--- Start Provided entries ---
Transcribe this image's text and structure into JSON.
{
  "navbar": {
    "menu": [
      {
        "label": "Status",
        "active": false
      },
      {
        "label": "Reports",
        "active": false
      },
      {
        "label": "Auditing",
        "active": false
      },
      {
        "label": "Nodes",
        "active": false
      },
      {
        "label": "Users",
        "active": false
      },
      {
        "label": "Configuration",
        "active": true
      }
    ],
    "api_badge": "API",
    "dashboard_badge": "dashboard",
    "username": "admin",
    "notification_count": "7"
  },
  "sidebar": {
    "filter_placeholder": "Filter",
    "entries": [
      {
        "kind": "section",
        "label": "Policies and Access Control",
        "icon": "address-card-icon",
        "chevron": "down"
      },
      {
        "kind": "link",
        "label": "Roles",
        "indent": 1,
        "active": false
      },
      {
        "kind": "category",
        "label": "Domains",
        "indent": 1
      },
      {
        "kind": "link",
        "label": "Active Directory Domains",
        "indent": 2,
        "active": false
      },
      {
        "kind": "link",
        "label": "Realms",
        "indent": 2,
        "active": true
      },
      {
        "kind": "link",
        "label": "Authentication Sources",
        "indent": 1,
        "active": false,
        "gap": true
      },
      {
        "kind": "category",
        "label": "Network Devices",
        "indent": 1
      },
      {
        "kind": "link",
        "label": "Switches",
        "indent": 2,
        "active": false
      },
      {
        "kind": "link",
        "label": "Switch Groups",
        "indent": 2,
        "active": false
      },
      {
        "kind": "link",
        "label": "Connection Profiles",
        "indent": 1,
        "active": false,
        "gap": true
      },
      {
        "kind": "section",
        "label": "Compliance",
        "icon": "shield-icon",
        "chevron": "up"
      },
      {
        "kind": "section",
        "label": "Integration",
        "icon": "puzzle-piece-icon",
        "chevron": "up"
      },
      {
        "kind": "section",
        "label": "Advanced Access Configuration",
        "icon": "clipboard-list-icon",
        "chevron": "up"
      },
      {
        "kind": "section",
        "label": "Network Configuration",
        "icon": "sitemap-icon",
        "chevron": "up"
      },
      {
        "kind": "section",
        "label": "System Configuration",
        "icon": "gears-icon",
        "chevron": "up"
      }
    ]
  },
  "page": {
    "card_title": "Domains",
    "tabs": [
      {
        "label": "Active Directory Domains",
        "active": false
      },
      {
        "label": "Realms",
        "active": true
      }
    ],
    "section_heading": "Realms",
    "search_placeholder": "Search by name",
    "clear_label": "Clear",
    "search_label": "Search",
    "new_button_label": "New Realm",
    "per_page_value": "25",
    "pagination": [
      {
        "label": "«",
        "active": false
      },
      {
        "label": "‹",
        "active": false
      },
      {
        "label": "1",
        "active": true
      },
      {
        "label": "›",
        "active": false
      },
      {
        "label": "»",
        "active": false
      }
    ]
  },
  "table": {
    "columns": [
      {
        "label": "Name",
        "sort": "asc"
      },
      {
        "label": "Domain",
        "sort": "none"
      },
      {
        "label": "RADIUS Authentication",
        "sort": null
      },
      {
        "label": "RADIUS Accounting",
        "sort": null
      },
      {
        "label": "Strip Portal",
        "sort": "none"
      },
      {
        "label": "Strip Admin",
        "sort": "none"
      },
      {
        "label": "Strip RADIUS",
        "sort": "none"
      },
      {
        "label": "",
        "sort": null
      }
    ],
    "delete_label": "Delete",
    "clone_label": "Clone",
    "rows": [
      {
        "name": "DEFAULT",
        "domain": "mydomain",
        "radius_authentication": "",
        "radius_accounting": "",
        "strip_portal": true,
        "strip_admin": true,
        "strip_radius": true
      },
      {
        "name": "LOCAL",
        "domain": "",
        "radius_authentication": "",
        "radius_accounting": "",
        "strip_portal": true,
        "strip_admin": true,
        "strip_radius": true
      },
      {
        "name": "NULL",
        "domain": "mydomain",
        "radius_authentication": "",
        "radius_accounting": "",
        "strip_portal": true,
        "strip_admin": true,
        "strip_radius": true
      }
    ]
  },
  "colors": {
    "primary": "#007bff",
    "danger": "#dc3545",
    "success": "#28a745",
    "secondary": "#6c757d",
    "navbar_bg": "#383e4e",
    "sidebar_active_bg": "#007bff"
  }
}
--- End Provided entries ---
■ **Written exercise**
Output every line above without altering anything.

■ **Full output**
Transcribe this image's text and structure into JSON.
{
  "navbar": {
    "menu": [
      {
        "label": "Status",
        "active": false
      },
      {
        "label": "Reports",
        "active": false
      },
      {
        "label": "Auditing",
        "active": false
      },
      {
        "label": "Nodes",
        "active": false
      },
      {
        "label": "Users",
        "active": false
      },
      {
        "label": "Configuration",
        "active": true
      }
    ],
    "api_badge": "API",
    "dashboard_badge": "dashboard",
    "username": "admin",
    "notification_count": "7"
  },
  "sidebar": {
    "filter_placeholder": "Filter",
    "entries": [
      {
        "kind": "section",
        "label": "Policies and Access Control",
        "icon": "address-card-icon",
        "chevron": "down"
      },
      {
        "kind": "link",
        "label": "Roles",
        "indent": 1,
        "active": false
      },
      {
        "kind": "category",
        "label": "Domains",
        "indent": 1
      },
      {
        "kind": "link",
        "label": "Active Directory Domains",
        "indent": 2,
        "active": false
      },
      {
        "kind": "link",
        "label": "Realms",
        "indent": 2,
        "active": true
      },
      {
        "kind": "link",
        "label": "Authentication Sources",
        "indent": 1,
        "active": false,
        "gap": true
      },
      {
        "kind": "category",
        "label": "Network Devices",
        "indent": 1
      },
      {
        "kind": "link",
        "label": "Switches",
        "indent": 2,
        "active": false
      },
      {
        "kind": "link",
        "label": "Switch Groups",
        "indent": 2,
        "active": false
      },
      {
        "kind": "link",
        "label": "Connection Profiles",
        "indent": 1,
        "active": false,
        "gap": true
      },
      {
        "kind": "section",
        "label": "Compliance",
        "icon": "shield-icon",
        "chevron": "up"
      },
      {
        "kind": "section",
        "label": "Integration",
        "icon": "puzzle-piece-icon",
        "chevron": "up"
      },
      {
        "kind": "section",
        "label": "Advanced Access Configuration",
        "icon": "clipboard-list-icon",
        "chevron": "up"
      },
      {
        "kind": "section",
        "label": "Network Configuration",
        "icon": "sitemap-icon",
        "chevron": "up"
      },
      {
        "kind": "section",
        "label": "System Configuration",
        "icon": "gears-icon",
        "chevron": "up"
      }
    ]
  },
  "page": {
    "card_title": "Domains",
    "tabs": [
      {
        "label": "Active Directory Domains",
        "active": false
      },
      {
        "label": "Realms",
        "active": true
      }
    ],
    "section_heading": "Realms",
    "search_placeholder": "Search by name",
    "clear_label": "Clear",
    "search_label": "Search",
    "new_button_label": "New Realm",
    "per_page_value": "25",
    "pagination": [
      {
        "label": "«",
        "active": false
      },
      {
        "label": "‹",
        "active": false
      },
      {
        "label": "1",
        "active": true
      },
      {
        "label": "›",
        "active": false
      },
      {
        "label": "»",
        "active": false
      }
    ]
  },
  "table": {
    "columns": [
      {
        "label": "Name",
        "sort": "asc"
      },
      {
        "label": "Domain",
        "sort": "none"
      },
      {
        "label": "RADIUS Authentication",
        "sort": null
      },
      {
        "label": "RADIUS Accounting",
        "sort": null
      },
      {
        "label": "Strip Portal",
        "sort": "none"
      },
      {
        "label": "Strip Admin",
        "sort": "none"
      },
      {
        "label": "Strip RADIUS",
        "sort": "none"
      },
      {
        "label": "",
        "sort": null
      }
    ],
    "delete_label": "Delete",
    "clone_label": "Clone",
    "rows": [
      {
        "name": "DEFAULT",
        "domain": "mydomain",
        "radius_authentication": "",
        "radius_accounting": "",
        "strip_portal": true,
        "strip_admin": true,
        "strip_radius": true
      },
      {
        "name": "LOCAL",
        "domain": "",
        "radius_authentication": "",
        "radius_accounting": "",
        "strip_portal": true,
        "strip_admin": true,
        "strip_radius": true
      },
      {
        "name": "NULL",
        "domain": "mydomain",
        "radius_authentication": "",
        "radius_accounting": "",
        "strip_portal": true,
        "strip_admin": true,
        "strip_radius": true
      }
    ]
  },
  "colors": {
    "primary": "#007bff",
    "danger": "#dc3545",
    "success": "#28a745",
    "secondary": "#6c757d",
    "navbar_bg": "#383e4e",
    "sidebar_active_bg": "#007bff"
  }
}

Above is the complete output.